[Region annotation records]
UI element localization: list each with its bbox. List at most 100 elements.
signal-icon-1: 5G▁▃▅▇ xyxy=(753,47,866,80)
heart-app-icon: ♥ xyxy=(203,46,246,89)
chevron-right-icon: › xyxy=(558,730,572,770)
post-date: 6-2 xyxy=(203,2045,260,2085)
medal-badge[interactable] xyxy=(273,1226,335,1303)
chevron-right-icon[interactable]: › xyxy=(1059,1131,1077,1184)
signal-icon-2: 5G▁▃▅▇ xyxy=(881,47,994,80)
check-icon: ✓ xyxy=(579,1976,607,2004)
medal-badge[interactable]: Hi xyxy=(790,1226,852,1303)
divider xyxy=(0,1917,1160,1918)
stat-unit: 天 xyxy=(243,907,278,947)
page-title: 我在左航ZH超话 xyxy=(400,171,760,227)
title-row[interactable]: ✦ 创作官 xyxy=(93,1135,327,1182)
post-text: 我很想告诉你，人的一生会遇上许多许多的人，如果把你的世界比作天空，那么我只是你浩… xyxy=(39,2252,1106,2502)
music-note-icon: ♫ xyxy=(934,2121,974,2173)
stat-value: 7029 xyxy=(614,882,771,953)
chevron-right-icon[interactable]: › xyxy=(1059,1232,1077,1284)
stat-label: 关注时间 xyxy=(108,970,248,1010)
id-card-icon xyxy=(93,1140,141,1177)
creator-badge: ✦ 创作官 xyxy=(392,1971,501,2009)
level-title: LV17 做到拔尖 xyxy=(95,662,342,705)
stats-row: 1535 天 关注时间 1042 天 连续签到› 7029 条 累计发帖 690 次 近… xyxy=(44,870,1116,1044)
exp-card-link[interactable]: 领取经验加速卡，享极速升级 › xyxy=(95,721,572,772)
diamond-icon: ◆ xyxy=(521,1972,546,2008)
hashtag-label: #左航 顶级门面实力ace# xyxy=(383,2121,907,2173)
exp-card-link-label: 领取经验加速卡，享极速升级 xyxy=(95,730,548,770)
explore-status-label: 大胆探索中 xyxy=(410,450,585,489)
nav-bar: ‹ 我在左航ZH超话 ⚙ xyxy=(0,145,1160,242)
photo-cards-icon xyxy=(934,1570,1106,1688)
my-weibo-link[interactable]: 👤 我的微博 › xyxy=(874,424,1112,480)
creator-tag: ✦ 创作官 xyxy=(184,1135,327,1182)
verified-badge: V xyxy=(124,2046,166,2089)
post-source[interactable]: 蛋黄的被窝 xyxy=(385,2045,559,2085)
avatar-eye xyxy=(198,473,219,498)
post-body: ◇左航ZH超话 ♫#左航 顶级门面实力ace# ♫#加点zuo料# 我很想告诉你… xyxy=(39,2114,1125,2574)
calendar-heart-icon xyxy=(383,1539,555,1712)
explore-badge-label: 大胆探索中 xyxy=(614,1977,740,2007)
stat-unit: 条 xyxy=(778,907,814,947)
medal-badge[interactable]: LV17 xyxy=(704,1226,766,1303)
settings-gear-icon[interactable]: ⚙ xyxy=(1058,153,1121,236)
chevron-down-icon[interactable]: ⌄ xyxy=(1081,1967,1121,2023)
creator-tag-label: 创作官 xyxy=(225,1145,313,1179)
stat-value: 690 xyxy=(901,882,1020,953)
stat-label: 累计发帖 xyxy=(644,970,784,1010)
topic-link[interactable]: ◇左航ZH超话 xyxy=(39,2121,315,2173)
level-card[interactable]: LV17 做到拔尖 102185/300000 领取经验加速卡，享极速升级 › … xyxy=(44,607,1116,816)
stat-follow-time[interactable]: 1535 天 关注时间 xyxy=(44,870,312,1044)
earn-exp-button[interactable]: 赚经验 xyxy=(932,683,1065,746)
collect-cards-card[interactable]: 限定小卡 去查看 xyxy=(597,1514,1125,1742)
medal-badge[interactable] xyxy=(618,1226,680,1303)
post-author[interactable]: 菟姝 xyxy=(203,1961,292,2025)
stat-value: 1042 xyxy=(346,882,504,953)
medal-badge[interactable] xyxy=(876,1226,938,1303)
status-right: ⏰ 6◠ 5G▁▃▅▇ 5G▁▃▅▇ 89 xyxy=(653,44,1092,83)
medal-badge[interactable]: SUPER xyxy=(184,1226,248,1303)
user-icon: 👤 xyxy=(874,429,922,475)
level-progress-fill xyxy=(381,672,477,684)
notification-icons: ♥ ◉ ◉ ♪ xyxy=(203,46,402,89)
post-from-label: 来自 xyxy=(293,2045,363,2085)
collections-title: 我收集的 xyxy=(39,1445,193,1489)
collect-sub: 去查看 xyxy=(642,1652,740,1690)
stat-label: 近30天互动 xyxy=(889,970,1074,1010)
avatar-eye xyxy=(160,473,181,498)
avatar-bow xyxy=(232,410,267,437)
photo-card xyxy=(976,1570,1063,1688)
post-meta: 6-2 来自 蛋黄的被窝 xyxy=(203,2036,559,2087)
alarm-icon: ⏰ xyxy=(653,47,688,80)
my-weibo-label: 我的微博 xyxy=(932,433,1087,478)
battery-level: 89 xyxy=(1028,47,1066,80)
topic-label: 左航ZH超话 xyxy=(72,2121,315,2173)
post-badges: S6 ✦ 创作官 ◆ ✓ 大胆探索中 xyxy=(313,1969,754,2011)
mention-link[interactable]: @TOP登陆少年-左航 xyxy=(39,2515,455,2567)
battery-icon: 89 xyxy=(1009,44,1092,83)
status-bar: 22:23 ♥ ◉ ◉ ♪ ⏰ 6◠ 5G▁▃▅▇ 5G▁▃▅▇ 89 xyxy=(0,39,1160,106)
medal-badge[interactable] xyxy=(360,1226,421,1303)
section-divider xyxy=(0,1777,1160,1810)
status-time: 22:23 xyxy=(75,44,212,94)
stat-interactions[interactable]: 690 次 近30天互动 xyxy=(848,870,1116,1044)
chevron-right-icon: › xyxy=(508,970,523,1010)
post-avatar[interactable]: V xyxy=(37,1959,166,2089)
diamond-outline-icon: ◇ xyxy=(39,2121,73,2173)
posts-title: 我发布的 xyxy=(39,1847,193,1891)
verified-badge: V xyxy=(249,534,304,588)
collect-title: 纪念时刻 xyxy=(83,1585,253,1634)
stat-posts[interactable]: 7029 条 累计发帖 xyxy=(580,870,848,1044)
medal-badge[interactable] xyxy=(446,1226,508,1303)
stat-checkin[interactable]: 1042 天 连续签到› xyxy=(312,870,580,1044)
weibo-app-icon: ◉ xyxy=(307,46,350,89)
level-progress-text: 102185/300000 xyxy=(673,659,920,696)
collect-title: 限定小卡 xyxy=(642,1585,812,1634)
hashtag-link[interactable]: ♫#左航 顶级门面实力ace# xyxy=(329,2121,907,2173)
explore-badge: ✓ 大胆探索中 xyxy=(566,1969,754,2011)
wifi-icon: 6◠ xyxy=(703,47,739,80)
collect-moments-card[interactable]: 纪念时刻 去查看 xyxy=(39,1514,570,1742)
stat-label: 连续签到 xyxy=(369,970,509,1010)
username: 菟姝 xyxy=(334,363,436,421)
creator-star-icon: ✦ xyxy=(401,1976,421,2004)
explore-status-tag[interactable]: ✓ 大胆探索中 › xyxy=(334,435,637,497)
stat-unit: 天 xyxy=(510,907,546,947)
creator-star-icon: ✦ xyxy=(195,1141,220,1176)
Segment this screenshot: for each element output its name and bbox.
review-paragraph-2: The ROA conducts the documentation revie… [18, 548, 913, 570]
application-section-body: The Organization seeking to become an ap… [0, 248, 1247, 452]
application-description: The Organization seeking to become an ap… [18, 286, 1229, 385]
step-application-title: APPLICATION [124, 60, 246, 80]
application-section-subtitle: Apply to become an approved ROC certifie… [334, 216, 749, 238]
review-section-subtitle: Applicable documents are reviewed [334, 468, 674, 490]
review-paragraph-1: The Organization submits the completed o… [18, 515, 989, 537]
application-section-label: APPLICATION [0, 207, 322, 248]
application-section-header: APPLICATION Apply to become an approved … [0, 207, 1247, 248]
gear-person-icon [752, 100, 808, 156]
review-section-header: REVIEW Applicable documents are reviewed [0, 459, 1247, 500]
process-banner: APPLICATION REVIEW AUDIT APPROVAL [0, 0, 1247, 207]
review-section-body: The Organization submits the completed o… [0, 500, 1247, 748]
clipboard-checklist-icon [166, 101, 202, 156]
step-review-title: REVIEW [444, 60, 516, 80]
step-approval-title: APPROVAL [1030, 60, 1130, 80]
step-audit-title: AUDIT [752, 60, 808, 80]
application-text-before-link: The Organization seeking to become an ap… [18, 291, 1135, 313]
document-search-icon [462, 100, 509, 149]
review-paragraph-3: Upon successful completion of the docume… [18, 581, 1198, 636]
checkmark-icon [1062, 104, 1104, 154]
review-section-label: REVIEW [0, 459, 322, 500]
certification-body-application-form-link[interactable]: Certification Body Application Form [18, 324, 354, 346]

• Task description
Please recast the records from their start through the line containing "medal-badge[interactable] xyxy=(273,1226,335,1303)" as a numbered list, leaving out any blank lines.

• Exercise response
1. UI element localization: list each with its bbox. List at most 100 elements.
2. signal-icon-1: 5G▁▃▅▇ xyxy=(753,47,866,80)
3. heart-app-icon: ♥ xyxy=(203,46,246,89)
4. chevron-right-icon: › xyxy=(558,730,572,770)
5. post-date: 6-2 xyxy=(203,2045,260,2085)
6. medal-badge[interactable] xyxy=(273,1226,335,1303)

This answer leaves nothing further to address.